▸ **SHORT PROBLEM**
Copy out all the entries word for word.

▸ **ROWS**
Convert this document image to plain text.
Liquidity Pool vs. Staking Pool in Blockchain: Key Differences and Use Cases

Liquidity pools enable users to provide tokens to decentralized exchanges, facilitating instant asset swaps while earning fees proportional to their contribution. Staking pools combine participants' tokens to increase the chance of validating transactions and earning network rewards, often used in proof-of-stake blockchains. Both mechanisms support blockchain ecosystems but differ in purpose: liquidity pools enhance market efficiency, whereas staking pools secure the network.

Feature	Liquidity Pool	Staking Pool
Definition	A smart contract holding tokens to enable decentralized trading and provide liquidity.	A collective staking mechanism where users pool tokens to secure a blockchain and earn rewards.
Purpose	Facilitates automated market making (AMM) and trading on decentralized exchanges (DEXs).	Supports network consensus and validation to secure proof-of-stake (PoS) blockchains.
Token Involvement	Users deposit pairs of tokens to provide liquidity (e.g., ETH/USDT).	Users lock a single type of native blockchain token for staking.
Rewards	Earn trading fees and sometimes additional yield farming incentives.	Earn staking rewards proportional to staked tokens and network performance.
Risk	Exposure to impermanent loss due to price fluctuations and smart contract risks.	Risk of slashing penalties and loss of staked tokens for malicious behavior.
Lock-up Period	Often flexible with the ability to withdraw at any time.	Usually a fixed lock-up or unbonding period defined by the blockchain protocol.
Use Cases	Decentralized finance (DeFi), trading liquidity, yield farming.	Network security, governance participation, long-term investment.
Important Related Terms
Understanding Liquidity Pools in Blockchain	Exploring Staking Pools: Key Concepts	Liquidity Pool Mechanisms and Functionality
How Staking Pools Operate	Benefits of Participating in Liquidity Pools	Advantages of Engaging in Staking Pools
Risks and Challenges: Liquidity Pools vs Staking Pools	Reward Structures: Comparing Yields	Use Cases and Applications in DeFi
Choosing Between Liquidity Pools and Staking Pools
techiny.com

▸ **RESULT OF THE TASK**
Convert this document image to plain text.
Liquidity Pool vs. Staking Pool in Blockchain: Key Differences and Use Cases

Liquidity pools enable users to provide tokens to decentralized exchanges, facilitating instant asset swaps while earning fees proportional to their contribution. Staking pools combine participants' tokens to increase the chance of validating transactions and earning network rewards, often used in proof-of-stake blockchains. Both mechanisms support blockchain ecosystems but differ in purpose: liquidity pools enhance market efficiency, whereas staking pools secure the network.

Feature	Liquidity Pool	Staking Pool
Definition	A smart contract holding tokens to enable decentralized trading and provide liquidity.	A collective staking mechanism where users pool tokens to secure a blockchain and earn rewards.
Purpose	Facilitates automated market making (AMM) and trading on decentralized exchanges (DEXs).	Supports network consensus and validation to secure proof-of-stake (PoS) blockchains.
Token Involvement	Users deposit pairs of tokens to provide liquidity (e.g., ETH/USDT).	Users lock a single type of native blockchain token for staking.
Rewards	Earn trading fees and sometimes additional yield farming incentives.	Earn staking rewards proportional to staked tokens and network performance.
Risk	Exposure to impermanent loss due to price fluctuations and smart contract risks.	Risk of slashing penalties and loss of staked tokens for malicious behavior.
Lock-up Period	Often flexible with the ability to withdraw at any time.	Usually a fixed lock-up or unbonding period defined by the blockchain protocol.
Use Cases	Decentralized finance (DeFi), trading liquidity, yield farming.	Network security, governance participation, long-term investment.
Important Related Terms
Understanding Liquidity Pools in Blockchain	Exploring Staking Pools: Key Concepts	Liquidity Pool Mechanisms and Functionality
How Staking Pools Operate	Benefits of Participating in Liquidity Pools	Advantages of Engaging in Staking Pools
Risks and Challenges: Liquidity Pools vs Staking Pools	Reward Structures: Comparing Yields	Use Cases and Applications in DeFi
Choosing Between Liquidity Pools and Staking Pools
techiny.com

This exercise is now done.